▶ Your objective:
Reproduce all entries word for word.

## Start

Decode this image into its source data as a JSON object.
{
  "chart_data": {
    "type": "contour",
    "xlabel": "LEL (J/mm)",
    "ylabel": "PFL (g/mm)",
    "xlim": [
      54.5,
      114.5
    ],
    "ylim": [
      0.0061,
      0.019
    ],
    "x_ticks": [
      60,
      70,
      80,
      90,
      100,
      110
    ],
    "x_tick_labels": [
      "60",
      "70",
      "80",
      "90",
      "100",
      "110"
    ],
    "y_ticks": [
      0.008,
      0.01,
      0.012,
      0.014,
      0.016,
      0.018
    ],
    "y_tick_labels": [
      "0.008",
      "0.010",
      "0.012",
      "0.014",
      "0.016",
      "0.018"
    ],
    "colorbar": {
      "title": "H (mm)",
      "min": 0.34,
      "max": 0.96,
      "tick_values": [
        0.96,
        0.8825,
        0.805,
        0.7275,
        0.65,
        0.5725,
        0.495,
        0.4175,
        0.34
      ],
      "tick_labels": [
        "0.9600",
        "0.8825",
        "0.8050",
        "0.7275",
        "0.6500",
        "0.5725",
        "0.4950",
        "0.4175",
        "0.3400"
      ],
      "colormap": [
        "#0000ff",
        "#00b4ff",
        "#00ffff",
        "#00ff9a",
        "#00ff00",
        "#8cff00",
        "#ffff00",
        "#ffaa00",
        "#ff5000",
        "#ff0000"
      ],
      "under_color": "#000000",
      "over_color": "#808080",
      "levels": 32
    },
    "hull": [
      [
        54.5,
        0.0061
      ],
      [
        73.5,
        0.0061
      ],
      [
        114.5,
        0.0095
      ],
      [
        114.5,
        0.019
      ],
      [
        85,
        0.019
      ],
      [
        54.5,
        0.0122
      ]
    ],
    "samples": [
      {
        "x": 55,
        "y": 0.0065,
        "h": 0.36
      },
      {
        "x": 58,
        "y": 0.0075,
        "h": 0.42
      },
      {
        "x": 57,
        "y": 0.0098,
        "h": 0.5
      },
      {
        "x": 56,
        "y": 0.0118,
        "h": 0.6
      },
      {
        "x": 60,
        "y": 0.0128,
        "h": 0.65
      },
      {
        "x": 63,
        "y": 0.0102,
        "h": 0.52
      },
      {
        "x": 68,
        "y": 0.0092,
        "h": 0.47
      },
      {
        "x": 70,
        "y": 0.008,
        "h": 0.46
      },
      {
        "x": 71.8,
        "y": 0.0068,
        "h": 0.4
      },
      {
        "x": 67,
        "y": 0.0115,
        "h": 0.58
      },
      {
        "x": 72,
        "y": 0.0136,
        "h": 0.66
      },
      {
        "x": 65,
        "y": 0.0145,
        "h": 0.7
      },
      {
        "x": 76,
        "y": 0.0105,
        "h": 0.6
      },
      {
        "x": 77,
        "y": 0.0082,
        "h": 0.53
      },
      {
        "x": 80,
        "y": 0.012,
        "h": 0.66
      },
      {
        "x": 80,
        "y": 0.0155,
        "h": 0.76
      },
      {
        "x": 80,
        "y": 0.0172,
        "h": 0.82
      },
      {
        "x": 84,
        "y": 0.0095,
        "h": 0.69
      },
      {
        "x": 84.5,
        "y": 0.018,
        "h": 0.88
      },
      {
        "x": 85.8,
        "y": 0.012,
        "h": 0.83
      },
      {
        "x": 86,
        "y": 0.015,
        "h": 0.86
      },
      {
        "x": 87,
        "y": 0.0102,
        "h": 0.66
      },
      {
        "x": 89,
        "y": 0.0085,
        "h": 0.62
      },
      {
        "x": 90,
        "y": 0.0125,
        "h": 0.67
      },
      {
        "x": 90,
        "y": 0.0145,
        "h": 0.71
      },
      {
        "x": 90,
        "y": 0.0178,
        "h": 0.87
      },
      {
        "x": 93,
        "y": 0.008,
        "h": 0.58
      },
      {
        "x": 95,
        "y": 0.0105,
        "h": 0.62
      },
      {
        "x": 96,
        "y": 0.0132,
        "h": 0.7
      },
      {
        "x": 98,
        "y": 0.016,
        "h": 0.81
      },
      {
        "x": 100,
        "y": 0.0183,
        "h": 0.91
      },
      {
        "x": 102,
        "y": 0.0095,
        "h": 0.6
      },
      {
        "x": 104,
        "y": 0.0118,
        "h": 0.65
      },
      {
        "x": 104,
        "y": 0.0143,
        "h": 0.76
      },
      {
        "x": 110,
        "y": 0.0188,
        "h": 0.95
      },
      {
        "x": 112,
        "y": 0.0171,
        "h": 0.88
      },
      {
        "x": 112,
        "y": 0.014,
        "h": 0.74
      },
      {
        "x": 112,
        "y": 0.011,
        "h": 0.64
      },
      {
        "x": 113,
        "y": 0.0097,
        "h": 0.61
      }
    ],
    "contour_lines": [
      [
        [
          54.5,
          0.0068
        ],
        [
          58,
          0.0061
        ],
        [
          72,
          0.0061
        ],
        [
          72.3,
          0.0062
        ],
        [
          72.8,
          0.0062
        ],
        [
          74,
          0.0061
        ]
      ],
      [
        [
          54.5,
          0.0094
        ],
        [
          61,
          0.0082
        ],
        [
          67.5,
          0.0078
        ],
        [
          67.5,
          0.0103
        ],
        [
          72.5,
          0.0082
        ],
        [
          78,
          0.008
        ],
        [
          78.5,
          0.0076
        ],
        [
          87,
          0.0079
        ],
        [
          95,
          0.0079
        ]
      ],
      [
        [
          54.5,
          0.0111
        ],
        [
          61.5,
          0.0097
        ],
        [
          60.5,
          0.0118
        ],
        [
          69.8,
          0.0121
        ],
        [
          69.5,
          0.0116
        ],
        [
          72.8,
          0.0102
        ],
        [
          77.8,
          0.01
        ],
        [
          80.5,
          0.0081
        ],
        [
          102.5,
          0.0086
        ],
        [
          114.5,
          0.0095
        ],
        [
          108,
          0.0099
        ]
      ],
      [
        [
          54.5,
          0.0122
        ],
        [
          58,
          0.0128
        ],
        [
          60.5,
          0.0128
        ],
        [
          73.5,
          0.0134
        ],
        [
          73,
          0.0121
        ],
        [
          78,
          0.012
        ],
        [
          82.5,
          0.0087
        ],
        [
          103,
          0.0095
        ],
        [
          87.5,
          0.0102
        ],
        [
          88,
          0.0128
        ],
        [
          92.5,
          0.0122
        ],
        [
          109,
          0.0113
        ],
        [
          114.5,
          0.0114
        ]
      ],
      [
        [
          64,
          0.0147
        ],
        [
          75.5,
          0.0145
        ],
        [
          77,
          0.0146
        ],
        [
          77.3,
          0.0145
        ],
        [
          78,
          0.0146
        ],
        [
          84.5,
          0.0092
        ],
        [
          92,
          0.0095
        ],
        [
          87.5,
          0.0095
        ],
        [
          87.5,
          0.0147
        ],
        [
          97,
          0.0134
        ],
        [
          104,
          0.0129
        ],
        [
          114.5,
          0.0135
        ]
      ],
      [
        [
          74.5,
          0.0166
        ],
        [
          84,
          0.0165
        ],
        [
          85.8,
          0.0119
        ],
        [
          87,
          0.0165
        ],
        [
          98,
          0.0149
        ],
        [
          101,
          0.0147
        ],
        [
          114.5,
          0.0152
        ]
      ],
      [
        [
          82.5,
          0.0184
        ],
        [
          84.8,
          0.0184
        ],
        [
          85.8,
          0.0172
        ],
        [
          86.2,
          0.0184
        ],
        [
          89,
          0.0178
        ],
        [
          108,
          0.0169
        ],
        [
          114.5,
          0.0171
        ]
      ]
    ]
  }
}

## End

▶ Task answer:
Decode this image into its source data as a JSON object.
{
  "chart_data": {
    "type": "contour",
    "xlabel": "LEL (J/mm)",
    "ylabel": "PFL (g/mm)",
    "xlim": [
      54.5,
      114.5
    ],
    "ylim": [
      0.0061,
      0.019
    ],
    "x_ticks": [
      60,
      70,
      80,
      90,
      100,
      110
    ],
    "x_tick_labels": [
      "60",
      "70",
      "80",
      "90",
      "100",
      "110"
    ],
    "y_ticks": [
      0.008,
      0.01,
      0.012,
      0.014,
      0.016,
      0.018
    ],
    "y_tick_labels": [
      "0.008",
      "0.010",
      "0.012",
      "0.014",
      "0.016",
      "0.018"
    ],
    "colorbar": {
      "title": "H (mm)",
      "min": 0.34,
      "max": 0.96,
      "tick_values": [
        0.96,
        0.8825,
        0.805,
        0.7275,
        0.65,
        0.5725,
        0.495,
        0.4175,
        0.34
      ],
      "tick_labels": [
        "0.9600",
        "0.8825",
        "0.8050",
        "0.7275",
        "0.6500",
        "0.5725",
        "0.4950",
        "0.4175",
        "0.3400"
      ],
      "colormap": [
        "#0000ff",
        "#00b4ff",
        "#00ffff",
        "#00ff9a",
        "#00ff00",
        "#8cff00",
        "#ffff00",
        "#ffaa00",
        "#ff5000",
        "#ff0000"
      ],
      "under_color": "#000000",
      "over_color": "#808080",
      "levels": 32
    },
    "hull": [
      [
        54.5,
        0.0061
      ],
      [
        73.5,
        0.0061
      ],
      [
        114.5,
        0.0095
      ],
      [
        114.5,
        0.019
      ],
      [
        85,
        0.019
      ],
      [
        54.5,
        0.0122
      ]
    ],
    "samples": [
      {
        "x": 55,
        "y": 0.0065,
        "h": 0.36
      },
      {
        "x": 58,
        "y": 0.0075,
        "h": 0.42
      },
      {
        "x": 57,
        "y": 0.0098,
        "h": 0.5
      },
      {
        "x": 56,
        "y": 0.0118,
        "h": 0.6
      },
      {
        "x": 60,
        "y": 0.0128,
        "h": 0.65
      },
      {
        "x": 63,
        "y": 0.0102,
        "h": 0.52
      },
      {
        "x": 68,
        "y": 0.0092,
        "h": 0.47
      },
      {
        "x": 70,
        "y": 0.008,
        "h": 0.46
      },
      {
        "x": 71.8,
        "y": 0.0068,
        "h": 0.4
      },
      {
        "x": 67,
        "y": 0.0115,
        "h": 0.58
      },
      {
        "x": 72,
        "y": 0.0136,
        "h": 0.66
      },
      {
        "x": 65,
        "y": 0.0145,
        "h": 0.7
      },
      {
        "x": 76,
        "y": 0.0105,
        "h": 0.6
      },
      {
        "x": 77,
        "y": 0.0082,
        "h": 0.53
      },
      {
        "x": 80,
        "y": 0.012,
        "h": 0.66
      },
      {
        "x": 80,
        "y": 0.0155,
        "h": 0.76
      },
      {
        "x": 80,
        "y": 0.0172,
        "h": 0.82
      },
      {
        "x": 84,
        "y": 0.0095,
        "h": 0.69
      },
      {
        "x": 84.5,
        "y": 0.018,
        "h": 0.88
      },
      {
        "x": 85.8,
        "y": 0.012,
        "h": 0.83
      },
      {
        "x": 86,
        "y": 0.015,
        "h": 0.86
      },
      {
        "x": 87,
        "y": 0.0102,
        "h": 0.66
      },
      {
        "x": 89,
        "y": 0.0085,
        "h": 0.62
      },
      {
        "x": 90,
        "y": 0.0125,
        "h": 0.67
      },
      {
        "x": 90,
        "y": 0.0145,
        "h": 0.71
      },
      {
        "x": 90,
        "y": 0.0178,
        "h": 0.87
      },
      {
        "x": 93,
        "y": 0.008,
        "h": 0.58
      },
      {
        "x": 95,
        "y": 0.0105,
        "h": 0.62
      },
      {
        "x": 96,
        "y": 0.0132,
        "h": 0.7
      },
      {
        "x": 98,
        "y": 0.016,
        "h": 0.81
      },
      {
        "x": 100,
        "y": 0.0183,
        "h": 0.91
      },
      {
        "x": 102,
        "y": 0.0095,
        "h": 0.6
      },
      {
        "x": 104,
        "y": 0.0118,
        "h": 0.65
      },
      {
        "x": 104,
        "y": 0.0143,
        "h": 0.76
      },
      {
        "x": 110,
        "y": 0.0188,
        "h": 0.95
      },
      {
        "x": 112,
        "y": 0.0171,
        "h": 0.88
      },
      {
        "x": 112,
        "y": 0.014,
        "h": 0.74
      },
      {
        "x": 112,
        "y": 0.011,
        "h": 0.64
      },
      {
        "x": 113,
        "y": 0.0097,
        "h": 0.61
      }
    ],
    "contour_lines": [
      [
        [
          54.5,
          0.0068
        ],
        [
          58,
          0.0061
        ],
        [
          72,
          0.0061
        ],
        [
          72.3,
          0.0062
        ],
        [
          72.8,
          0.0062
        ],
        [
          74,
          0.0061
        ]
      ],
      [
        [
          54.5,
          0.0094
        ],
        [
          61,
          0.0082
        ],
        [
          67.5,
          0.0078
        ],
        [
          67.5,
          0.0103
        ],
        [
          72.5,
          0.0082
        ],
        [
          78,
          0.008
        ],
        [
          78.5,
          0.0076
        ],
        [
          87,
          0.0079
        ],
        [
          95,
          0.0079
        ]
      ],
      [
        [
          54.5,
          0.0111
        ],
        [
          61.5,
          0.0097
        ],
        [
          60.5,
          0.0118
        ],
        [
          69.8,
          0.0121
        ],
        [
          69.5,
          0.0116
        ],
        [
          72.8,
          0.0102
        ],
        [
          77.8,
          0.01
        ],
        [
          80.5,
          0.0081
        ],
        [
          102.5,
          0.0086
        ],
        [
          114.5,
          0.0095
        ],
        [
          108,
          0.0099
        ]
      ],
      [
        [
          54.5,
          0.0122
        ],
        [
          58,
          0.0128
        ],
        [
          60.5,
          0.0128
        ],
        [
          73.5,
          0.0134
        ],
        [
          73,
          0.0121
        ],
        [
          78,
          0.012
        ],
        [
          82.5,
          0.0087
        ],
        [
          103,
          0.0095
        ],
        [
          87.5,
          0.0102
        ],
        [
          88,
          0.0128
        ],
        [
          92.5,
          0.0122
        ],
        [
          109,
          0.0113
        ],
        [
          114.5,
          0.0114
        ]
      ],
      [
        [
          64,
          0.0147
        ],
        [
          75.5,
          0.0145
        ],
        [
          77,
          0.0146
        ],
        [
          77.3,
          0.0145
        ],
        [
          78,
          0.0146
        ],
        [
          84.5,
          0.0092
        ],
        [
          92,
          0.0095
        ],
        [
          87.5,
          0.0095
        ],
        [
          87.5,
          0.0147
        ],
        [
          97,
          0.0134
        ],
        [
          104,
          0.0129
        ],
        [
          114.5,
          0.0135
        ]
      ],
      [
        [
          74.5,
          0.0166
        ],
        [
          84,
          0.0165
        ],
        [
          85.8,
          0.0119
        ],
        [
          87,
          0.0165
        ],
        [
          98,
          0.0149
        ],
        [
          101,
          0.0147
        ],
        [
          114.5,
          0.0152
        ]
      ],
      [
        [
          82.5,
          0.0184
        ],
        [
          84.8,
          0.0184
        ],
        [
          85.8,
          0.0172
        ],
        [
          86.2,
          0.0184
        ],
        [
          89,
          0.0178
        ],
        [
          108,
          0.0169
        ],
        [
          114.5,
          0.0171
        ]
      ]
    ]
  }
}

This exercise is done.